— BEGIN Material for this task —
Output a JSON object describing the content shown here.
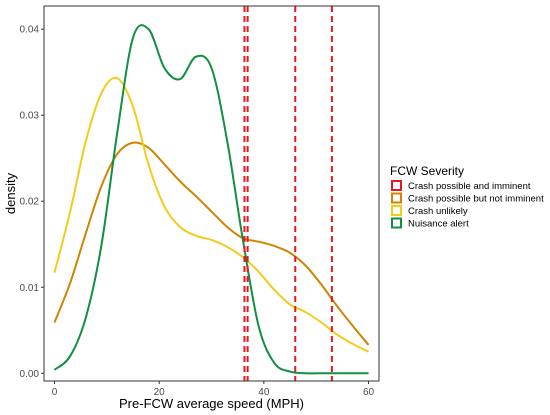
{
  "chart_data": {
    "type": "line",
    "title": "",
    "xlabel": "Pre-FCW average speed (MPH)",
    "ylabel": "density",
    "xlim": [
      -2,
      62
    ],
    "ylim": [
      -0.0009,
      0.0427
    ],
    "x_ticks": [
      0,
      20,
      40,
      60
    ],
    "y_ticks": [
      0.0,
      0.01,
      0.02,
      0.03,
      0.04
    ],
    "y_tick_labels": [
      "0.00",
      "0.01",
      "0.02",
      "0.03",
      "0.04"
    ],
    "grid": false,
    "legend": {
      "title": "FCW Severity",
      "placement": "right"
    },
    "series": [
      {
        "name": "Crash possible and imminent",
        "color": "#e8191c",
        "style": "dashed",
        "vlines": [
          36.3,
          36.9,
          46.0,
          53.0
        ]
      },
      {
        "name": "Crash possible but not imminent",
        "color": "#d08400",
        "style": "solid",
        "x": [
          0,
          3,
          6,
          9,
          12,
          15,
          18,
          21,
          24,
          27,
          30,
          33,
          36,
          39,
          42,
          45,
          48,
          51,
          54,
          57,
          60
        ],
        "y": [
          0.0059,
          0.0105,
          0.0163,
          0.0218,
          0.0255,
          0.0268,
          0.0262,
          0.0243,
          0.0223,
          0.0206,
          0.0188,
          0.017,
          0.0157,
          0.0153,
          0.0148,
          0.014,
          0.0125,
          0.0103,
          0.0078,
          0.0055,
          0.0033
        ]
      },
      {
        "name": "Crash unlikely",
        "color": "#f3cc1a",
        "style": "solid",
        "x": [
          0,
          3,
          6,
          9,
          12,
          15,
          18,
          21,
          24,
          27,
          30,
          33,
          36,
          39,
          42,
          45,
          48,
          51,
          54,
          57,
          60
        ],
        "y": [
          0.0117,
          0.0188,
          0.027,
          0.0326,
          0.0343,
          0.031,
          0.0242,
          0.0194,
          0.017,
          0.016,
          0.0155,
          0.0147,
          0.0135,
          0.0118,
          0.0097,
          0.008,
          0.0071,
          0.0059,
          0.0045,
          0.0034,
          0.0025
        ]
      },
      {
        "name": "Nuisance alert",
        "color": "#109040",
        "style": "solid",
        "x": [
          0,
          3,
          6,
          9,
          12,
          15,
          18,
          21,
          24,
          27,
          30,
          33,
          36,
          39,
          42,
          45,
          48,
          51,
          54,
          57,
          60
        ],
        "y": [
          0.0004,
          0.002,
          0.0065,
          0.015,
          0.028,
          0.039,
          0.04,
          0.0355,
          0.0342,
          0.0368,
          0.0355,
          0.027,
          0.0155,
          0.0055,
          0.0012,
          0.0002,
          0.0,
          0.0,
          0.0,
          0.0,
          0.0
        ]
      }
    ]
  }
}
— END Material for this task —
— BEGIN Material for this task —
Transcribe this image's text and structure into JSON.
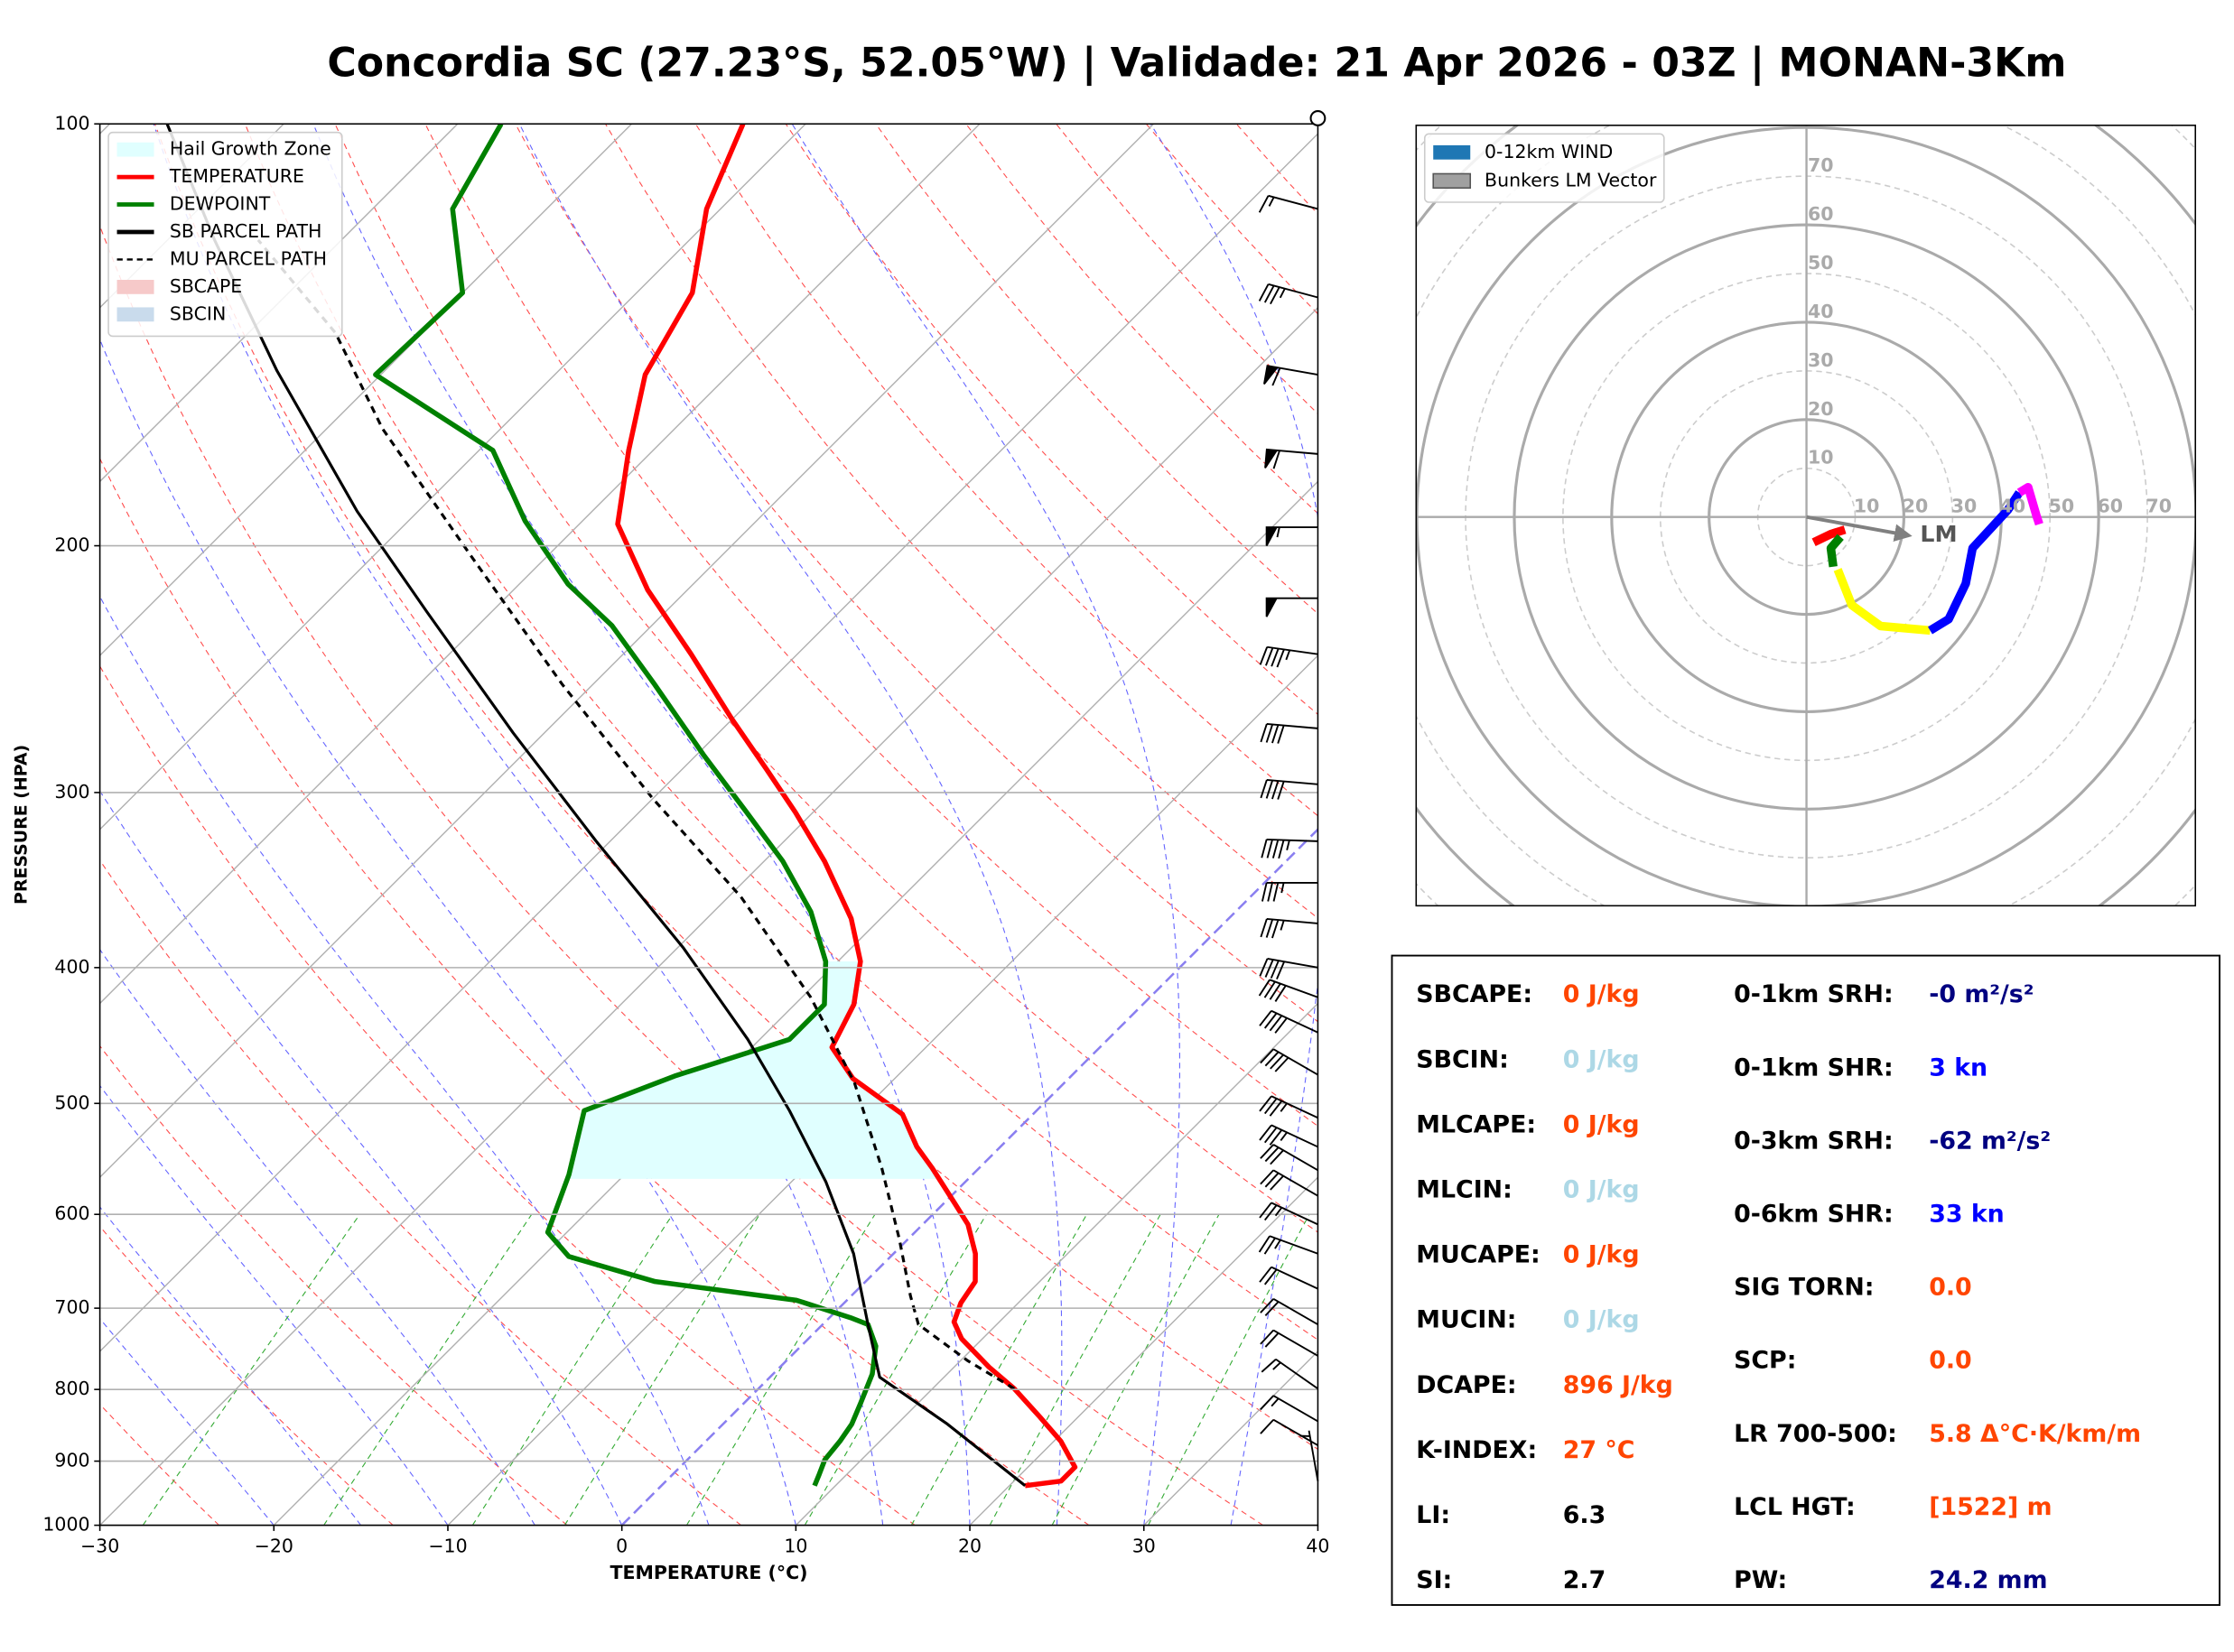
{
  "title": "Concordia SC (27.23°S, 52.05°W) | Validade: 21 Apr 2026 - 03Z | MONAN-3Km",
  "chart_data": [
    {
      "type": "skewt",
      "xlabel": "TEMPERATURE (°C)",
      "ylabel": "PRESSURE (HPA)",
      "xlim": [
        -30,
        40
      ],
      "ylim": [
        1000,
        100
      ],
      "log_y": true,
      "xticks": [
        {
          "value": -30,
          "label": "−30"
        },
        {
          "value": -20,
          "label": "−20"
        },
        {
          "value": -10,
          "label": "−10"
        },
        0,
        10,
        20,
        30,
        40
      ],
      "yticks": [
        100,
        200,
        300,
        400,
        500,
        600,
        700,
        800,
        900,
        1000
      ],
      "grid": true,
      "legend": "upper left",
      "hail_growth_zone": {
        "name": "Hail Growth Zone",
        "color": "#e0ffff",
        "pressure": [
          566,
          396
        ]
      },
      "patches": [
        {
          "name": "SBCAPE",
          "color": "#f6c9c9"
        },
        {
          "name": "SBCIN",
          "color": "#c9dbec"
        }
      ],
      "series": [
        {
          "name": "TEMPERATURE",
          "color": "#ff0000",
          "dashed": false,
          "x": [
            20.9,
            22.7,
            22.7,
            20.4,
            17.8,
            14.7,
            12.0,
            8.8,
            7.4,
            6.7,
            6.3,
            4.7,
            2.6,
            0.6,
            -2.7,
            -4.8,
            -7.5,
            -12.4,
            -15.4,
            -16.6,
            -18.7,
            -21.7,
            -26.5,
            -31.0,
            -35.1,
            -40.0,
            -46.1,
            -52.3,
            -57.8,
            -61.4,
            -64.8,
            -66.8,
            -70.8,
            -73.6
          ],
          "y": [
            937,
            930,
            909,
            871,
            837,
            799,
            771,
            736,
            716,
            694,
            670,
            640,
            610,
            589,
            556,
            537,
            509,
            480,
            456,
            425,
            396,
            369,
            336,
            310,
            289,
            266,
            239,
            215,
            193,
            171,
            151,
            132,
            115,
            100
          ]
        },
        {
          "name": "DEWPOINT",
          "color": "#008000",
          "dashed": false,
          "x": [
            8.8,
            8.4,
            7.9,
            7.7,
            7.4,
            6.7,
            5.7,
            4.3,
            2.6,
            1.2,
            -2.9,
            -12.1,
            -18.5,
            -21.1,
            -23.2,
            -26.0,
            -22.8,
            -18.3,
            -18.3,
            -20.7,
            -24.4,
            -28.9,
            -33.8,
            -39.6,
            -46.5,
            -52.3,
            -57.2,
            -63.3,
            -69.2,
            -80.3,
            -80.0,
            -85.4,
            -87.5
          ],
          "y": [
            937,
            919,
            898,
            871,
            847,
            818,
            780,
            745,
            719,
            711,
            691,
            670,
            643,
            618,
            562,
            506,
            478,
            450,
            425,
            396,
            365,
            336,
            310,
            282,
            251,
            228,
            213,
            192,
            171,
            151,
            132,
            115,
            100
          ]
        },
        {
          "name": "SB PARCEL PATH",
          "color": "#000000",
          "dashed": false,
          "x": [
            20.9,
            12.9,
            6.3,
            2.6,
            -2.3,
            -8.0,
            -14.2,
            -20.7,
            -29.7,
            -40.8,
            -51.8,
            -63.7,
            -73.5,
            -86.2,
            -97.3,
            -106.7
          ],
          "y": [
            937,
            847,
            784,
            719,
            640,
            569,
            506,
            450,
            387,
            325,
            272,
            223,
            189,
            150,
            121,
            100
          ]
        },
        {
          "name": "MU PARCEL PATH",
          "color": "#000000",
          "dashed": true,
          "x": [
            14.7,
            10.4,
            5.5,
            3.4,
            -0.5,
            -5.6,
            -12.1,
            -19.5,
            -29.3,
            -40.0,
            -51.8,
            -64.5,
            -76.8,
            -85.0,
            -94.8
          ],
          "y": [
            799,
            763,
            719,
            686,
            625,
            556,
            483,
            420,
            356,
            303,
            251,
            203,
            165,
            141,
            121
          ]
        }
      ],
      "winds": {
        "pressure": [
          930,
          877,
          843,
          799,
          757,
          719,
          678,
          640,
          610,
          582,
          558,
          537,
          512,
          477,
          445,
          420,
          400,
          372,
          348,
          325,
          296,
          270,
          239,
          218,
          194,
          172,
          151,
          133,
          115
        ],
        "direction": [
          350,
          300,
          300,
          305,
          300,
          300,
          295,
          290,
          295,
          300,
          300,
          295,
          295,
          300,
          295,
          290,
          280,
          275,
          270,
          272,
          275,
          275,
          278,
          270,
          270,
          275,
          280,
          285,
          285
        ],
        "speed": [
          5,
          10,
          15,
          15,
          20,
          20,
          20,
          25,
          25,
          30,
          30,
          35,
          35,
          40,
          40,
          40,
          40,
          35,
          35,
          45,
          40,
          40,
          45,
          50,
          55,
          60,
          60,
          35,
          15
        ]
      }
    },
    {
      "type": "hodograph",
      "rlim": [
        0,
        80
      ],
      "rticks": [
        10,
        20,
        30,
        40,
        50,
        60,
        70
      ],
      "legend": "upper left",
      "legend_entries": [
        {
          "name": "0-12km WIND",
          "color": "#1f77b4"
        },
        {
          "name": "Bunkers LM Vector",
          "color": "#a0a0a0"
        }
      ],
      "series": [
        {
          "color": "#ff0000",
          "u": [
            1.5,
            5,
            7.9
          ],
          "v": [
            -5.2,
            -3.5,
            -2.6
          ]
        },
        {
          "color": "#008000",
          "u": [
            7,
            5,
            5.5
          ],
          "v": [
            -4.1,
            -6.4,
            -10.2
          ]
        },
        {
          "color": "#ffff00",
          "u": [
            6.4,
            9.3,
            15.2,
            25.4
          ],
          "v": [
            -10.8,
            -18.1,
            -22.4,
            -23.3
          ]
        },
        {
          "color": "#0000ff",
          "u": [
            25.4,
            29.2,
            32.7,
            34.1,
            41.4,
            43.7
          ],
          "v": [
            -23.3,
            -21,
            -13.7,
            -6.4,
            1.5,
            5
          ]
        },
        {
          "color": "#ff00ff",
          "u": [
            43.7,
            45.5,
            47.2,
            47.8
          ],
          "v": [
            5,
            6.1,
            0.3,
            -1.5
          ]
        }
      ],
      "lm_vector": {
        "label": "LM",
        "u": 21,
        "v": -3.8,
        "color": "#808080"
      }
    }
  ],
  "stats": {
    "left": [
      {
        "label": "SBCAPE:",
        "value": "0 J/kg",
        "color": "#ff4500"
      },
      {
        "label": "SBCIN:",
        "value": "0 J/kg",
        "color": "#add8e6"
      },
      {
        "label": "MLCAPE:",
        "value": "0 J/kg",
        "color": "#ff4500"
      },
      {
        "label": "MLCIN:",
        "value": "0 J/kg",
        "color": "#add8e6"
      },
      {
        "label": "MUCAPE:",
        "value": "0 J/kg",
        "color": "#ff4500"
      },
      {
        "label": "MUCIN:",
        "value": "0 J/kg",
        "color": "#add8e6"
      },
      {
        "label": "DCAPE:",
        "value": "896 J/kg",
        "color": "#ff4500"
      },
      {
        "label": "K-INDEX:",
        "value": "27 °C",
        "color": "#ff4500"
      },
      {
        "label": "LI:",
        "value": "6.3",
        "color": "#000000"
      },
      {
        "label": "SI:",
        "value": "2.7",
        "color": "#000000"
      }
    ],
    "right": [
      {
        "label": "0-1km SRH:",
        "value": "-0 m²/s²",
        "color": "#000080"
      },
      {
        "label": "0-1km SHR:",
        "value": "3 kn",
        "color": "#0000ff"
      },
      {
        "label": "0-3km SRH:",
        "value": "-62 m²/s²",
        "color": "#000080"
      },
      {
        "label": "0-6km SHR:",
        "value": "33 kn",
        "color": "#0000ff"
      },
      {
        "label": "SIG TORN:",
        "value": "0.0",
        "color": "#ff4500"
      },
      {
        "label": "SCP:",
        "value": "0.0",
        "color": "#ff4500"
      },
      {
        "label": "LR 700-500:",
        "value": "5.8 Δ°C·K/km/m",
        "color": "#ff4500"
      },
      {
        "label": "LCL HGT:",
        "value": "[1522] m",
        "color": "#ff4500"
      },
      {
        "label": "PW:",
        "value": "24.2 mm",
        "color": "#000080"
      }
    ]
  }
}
— END Material for this task —
• _Direction_
Search the entries for the word "ylabel", then gather every line that has it.

• _Correct response_
    "ylabel": "density",
      "ylabel": "PRESSURE (HPA)",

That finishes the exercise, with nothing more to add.